*Written problem*.
Copy out all lines of the records in which the word "voice" appears.

[Dataset entries]
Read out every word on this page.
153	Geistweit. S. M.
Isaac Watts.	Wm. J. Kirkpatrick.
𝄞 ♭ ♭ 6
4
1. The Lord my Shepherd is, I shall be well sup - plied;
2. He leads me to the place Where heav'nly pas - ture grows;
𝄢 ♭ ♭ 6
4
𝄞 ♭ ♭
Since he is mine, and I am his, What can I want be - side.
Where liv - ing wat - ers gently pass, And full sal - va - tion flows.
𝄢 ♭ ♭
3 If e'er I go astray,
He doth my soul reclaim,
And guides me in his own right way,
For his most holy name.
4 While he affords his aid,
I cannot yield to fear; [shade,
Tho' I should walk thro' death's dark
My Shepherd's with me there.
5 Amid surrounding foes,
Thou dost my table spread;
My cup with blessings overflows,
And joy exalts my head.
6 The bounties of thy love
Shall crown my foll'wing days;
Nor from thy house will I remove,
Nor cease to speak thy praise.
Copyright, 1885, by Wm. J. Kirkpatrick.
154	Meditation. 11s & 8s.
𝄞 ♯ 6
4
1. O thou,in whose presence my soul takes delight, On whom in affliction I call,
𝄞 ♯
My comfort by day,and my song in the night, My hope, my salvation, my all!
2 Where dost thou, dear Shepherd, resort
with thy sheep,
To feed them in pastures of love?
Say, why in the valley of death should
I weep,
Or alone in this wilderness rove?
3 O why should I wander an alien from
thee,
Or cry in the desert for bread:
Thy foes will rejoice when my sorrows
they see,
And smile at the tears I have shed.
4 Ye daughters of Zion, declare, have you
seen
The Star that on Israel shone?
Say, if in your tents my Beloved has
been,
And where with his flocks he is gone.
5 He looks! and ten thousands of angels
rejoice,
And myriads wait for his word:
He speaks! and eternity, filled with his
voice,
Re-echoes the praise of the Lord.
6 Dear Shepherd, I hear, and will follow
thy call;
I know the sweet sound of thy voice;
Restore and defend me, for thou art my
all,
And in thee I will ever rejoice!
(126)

*Complete response*.
voice,
I know the sweet sound of thy voice;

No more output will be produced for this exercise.